• **WRITTEN INSTRUCTION**
Set down the records once more, please, exactly and with the pictures left out.

start EXERCISE MATERIAL

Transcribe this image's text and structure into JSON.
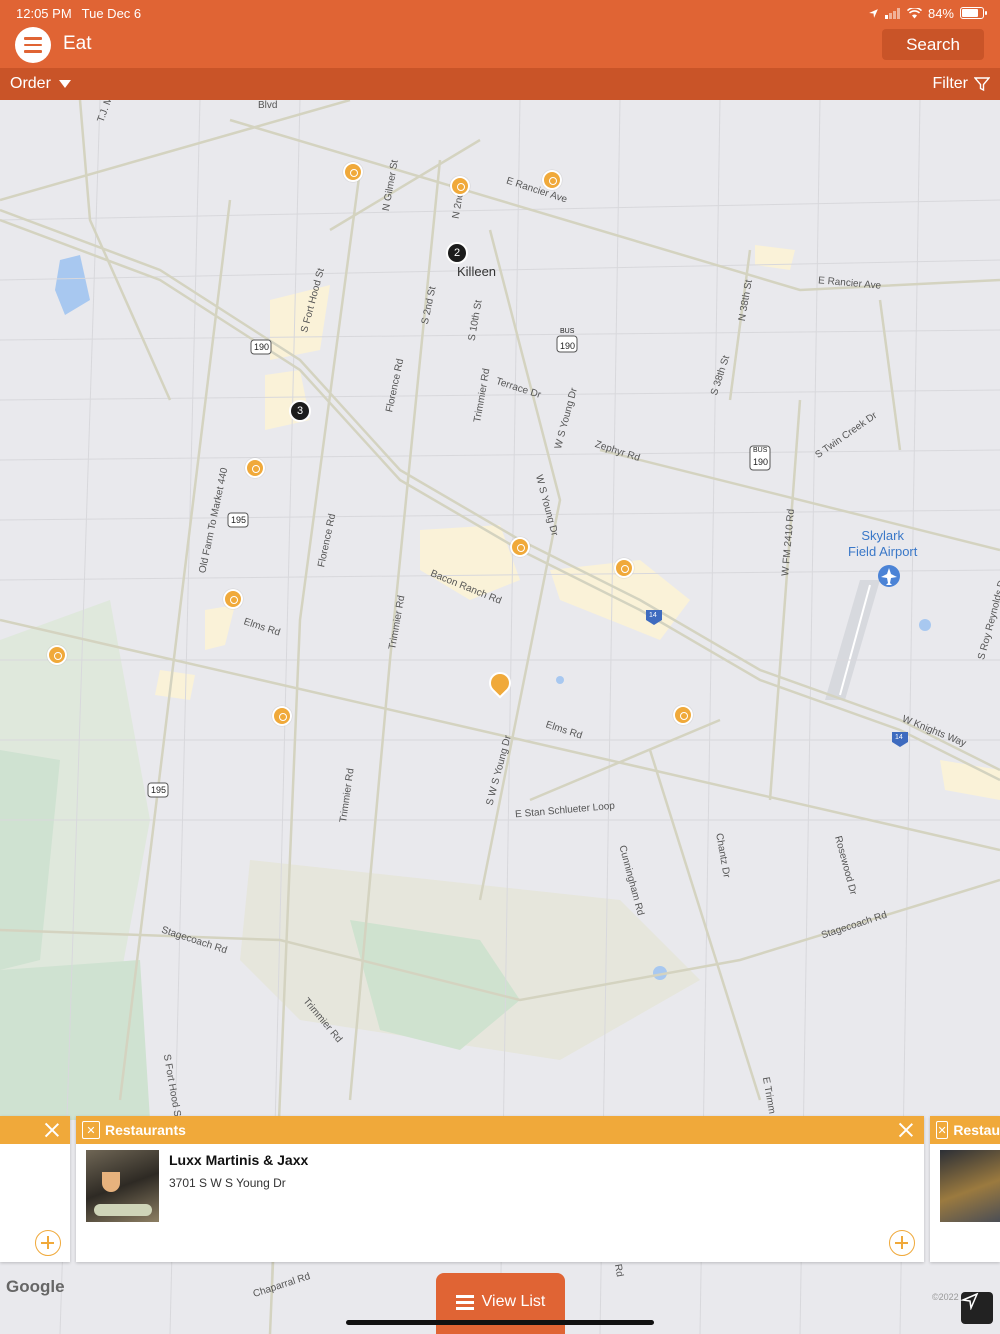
{
  "status_bar": {
    "time": "12:05 PM",
    "date": "Tue Dec 6",
    "battery": "84%",
    "battery_level": 0.84
  },
  "header": {
    "menu_icon": "hamburger-icon",
    "title": "Eat",
    "search_label": "Search"
  },
  "subbar": {
    "order_label": "Order",
    "filter_label": "Filter"
  },
  "map": {
    "city": "Killeen",
    "airport": "Skylark\nField Airport",
    "roads": [
      "Blvd",
      "T.J. M",
      "N Gilmer St",
      "N 2nd",
      "E Rancier Ave",
      "E Rancier Ave",
      "S Fort Hood St",
      "S 2nd St",
      "S 10th St",
      "N 38th St",
      "S 38th St",
      "Florence Rd",
      "Trimmier Rd",
      "Terrace Dr",
      "W S Young Dr",
      "Zephyr Rd",
      "S Twin Creek Dr",
      "Old Farm To Market 440",
      "Florence Rd",
      "W S Young Dr",
      "W FM 2410 Rd",
      "Bacon Ranch Rd",
      "Elms Rd",
      "Trimmier Rd",
      "S Roy Reynolds Dr",
      "Elms Rd",
      "W Knights Way",
      "S W S Young Dr",
      "E Stan Schlueter Loop",
      "Trimmier Rd",
      "Cunningham Rd",
      "Chantz Dr",
      "Rosewood Dr",
      "Stagecoach Rd",
      "Stagecoach Rd",
      "Trimmier Rd",
      "S Fort Hood S",
      "E Trimm",
      "Chaparral Rd",
      "Rd"
    ],
    "highway_shields": [
      "190",
      "190",
      "190",
      "195",
      "195",
      "14",
      "14"
    ],
    "highway_bus_label": "BUS",
    "clusters": [
      "2",
      "3"
    ],
    "attribution": "Google",
    "copyright": "©2022"
  },
  "cards": [
    {
      "category": "Restaurants",
      "name": "Luxx Martinis & Jaxx",
      "address": "3701 S W S Young Dr"
    },
    {
      "category": "Restau"
    }
  ],
  "view_list_label": "View List"
}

end EXERCISE MATERIAL

• **SOLUTION TO THE EXERCISE**
Transcribe this image's text and structure into JSON.
{
  "status_bar": {
    "time": "12:05 PM",
    "date": "Tue Dec 6",
    "battery": "84%",
    "battery_level": 0.84
  },
  "header": {
    "menu_icon": "hamburger-icon",
    "title": "Eat",
    "search_label": "Search"
  },
  "subbar": {
    "order_label": "Order",
    "filter_label": "Filter"
  },
  "map": {
    "city": "Killeen",
    "airport": "Skylark\nField Airport",
    "roads": [
      "Blvd",
      "T.J. M",
      "N Gilmer St",
      "N 2nd",
      "E Rancier Ave",
      "E Rancier Ave",
      "S Fort Hood St",
      "S 2nd St",
      "S 10th St",
      "N 38th St",
      "S 38th St",
      "Florence Rd",
      "Trimmier Rd",
      "Terrace Dr",
      "W S Young Dr",
      "Zephyr Rd",
      "S Twin Creek Dr",
      "Old Farm To Market 440",
      "Florence Rd",
      "W S Young Dr",
      "W FM 2410 Rd",
      "Bacon Ranch Rd",
      "Elms Rd",
      "Trimmier Rd",
      "S Roy Reynolds Dr",
      "Elms Rd",
      "W Knights Way",
      "S W S Young Dr",
      "E Stan Schlueter Loop",
      "Trimmier Rd",
      "Cunningham Rd",
      "Chantz Dr",
      "Rosewood Dr",
      "Stagecoach Rd",
      "Stagecoach Rd",
      "Trimmier Rd",
      "S Fort Hood S",
      "E Trimm",
      "Chaparral Rd",
      "Rd"
    ],
    "highway_shields": [
      "190",
      "190",
      "190",
      "195",
      "195",
      "14",
      "14"
    ],
    "highway_bus_label": "BUS",
    "clusters": [
      "2",
      "3"
    ],
    "attribution": "Google",
    "copyright": "©2022"
  },
  "cards": [
    {
      "category": "Restaurants",
      "name": "Luxx Martinis & Jaxx",
      "address": "3701 S W S Young Dr"
    },
    {
      "category": "Restau"
    }
  ],
  "view_list_label": "View List"
}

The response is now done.